• What this task involves:
In the data below, find each line containing the string "ADJUSTMENTS" and return it.

[Items from a data source]

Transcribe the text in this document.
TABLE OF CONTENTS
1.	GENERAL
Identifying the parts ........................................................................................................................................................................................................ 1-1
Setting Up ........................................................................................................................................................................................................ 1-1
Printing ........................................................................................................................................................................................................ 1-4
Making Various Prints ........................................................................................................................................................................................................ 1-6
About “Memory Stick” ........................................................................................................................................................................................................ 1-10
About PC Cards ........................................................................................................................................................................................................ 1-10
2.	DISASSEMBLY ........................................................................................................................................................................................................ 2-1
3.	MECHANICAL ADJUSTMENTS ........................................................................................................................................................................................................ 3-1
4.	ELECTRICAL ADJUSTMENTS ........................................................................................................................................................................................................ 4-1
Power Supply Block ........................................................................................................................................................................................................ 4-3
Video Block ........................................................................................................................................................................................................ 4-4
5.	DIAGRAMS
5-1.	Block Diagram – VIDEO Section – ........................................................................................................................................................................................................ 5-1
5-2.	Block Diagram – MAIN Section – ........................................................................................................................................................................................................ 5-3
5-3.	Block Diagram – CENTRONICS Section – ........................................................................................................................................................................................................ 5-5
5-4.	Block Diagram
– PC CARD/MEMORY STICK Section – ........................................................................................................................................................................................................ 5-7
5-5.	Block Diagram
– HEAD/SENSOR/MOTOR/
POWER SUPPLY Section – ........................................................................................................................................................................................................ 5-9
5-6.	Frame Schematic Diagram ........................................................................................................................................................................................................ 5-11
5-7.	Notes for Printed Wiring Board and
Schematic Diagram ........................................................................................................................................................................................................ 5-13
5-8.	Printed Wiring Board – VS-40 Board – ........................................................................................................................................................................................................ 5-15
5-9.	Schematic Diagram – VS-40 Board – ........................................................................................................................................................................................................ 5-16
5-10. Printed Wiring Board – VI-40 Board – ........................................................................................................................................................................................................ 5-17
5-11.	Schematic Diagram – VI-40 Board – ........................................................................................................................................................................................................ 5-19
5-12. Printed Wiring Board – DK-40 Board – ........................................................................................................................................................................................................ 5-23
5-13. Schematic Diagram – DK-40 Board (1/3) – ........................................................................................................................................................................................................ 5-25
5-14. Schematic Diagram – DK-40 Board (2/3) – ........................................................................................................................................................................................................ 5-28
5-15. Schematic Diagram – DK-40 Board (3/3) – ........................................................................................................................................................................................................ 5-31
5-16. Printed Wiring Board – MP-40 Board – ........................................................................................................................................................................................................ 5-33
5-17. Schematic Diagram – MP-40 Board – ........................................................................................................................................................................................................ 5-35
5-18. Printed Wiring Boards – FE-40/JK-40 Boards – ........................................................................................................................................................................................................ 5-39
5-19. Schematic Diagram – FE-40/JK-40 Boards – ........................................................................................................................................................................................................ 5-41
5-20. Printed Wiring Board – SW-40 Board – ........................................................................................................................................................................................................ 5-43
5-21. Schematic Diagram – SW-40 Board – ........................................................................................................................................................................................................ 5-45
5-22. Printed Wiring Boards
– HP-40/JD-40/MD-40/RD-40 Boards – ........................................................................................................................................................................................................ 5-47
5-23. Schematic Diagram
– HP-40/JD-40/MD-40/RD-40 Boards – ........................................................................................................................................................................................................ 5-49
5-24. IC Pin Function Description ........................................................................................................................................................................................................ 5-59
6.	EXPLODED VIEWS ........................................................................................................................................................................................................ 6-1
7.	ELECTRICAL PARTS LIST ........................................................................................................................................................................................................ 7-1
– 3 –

• Answer:
3.	MECHANICAL ADJUSTMENTS ........................................................................................................................................................................................................ 3-1
4.	ELECTRICAL ADJUSTMENTS ........................................................................................................................................................................................................ 4-1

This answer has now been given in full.